--- START OF Provided records ---
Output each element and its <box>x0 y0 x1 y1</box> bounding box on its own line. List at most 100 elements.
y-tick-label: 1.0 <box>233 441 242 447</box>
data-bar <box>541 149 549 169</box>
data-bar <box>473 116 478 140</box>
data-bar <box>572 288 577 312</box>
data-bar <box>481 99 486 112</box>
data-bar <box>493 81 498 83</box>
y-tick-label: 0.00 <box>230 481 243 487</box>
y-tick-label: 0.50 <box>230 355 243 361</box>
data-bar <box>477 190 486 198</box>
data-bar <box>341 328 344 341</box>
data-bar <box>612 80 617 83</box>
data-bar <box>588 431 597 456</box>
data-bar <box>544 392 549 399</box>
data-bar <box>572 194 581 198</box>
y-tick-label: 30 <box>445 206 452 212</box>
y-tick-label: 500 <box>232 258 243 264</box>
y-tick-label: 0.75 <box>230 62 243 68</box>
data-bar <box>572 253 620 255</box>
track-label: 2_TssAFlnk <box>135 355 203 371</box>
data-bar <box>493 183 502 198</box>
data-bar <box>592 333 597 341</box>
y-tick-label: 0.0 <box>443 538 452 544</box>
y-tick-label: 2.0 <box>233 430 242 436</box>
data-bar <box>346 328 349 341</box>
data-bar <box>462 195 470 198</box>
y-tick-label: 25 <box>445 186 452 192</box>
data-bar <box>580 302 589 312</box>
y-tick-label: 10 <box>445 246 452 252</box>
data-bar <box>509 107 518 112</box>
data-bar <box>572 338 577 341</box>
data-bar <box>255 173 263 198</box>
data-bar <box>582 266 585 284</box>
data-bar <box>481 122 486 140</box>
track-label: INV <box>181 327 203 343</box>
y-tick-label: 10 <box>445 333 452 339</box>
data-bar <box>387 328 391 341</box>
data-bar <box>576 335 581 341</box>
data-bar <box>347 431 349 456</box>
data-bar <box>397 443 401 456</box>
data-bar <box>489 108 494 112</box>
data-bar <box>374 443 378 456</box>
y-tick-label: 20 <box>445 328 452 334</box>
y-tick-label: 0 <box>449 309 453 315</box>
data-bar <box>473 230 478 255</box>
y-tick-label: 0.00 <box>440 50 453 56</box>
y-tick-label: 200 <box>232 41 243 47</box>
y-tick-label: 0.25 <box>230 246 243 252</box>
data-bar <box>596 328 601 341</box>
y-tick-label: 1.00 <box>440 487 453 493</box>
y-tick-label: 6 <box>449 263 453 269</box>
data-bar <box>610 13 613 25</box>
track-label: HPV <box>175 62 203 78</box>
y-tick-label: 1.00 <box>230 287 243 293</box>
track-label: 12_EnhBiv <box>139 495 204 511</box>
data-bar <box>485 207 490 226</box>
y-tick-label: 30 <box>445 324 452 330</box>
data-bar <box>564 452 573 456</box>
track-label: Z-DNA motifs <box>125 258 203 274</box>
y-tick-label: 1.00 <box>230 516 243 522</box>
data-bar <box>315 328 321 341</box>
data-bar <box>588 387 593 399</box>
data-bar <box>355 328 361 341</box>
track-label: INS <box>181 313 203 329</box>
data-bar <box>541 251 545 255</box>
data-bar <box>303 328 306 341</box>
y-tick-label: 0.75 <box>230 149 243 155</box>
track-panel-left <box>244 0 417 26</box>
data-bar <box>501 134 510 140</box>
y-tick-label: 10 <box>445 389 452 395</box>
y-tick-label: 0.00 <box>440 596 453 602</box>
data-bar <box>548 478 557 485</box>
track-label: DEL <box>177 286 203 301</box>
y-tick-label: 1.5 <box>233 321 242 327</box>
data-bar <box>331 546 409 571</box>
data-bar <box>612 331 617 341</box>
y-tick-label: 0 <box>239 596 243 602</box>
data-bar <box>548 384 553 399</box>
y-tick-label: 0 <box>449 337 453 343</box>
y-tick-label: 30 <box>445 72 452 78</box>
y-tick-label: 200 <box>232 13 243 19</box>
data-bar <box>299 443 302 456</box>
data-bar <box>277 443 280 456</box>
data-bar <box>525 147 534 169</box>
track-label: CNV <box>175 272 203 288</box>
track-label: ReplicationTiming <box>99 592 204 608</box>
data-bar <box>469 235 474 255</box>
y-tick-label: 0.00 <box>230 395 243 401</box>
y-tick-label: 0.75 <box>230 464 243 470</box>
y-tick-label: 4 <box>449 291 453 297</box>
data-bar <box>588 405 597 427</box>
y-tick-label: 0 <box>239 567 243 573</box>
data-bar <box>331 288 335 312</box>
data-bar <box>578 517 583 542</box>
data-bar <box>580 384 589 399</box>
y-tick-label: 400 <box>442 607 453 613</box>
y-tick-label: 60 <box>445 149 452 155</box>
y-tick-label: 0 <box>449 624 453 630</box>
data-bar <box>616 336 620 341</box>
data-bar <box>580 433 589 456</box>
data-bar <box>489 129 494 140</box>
--- END OF Provided records ---
# [What is being asked]
Give everything from the start of the lines down to the line containing "data-bar <box>572 288 577 312</box>" again, switching "data-bar" to "bar" and keeping all else the same.

# [Response]
Output each element and its <box>x0 y0 x1 y1</box> bounding box on its own line. List at most 100 elements.
y-tick-label: 1.0 <box>233 441 242 447</box>
bar <box>541 149 549 169</box>
bar <box>473 116 478 140</box>
bar <box>572 288 577 312</box>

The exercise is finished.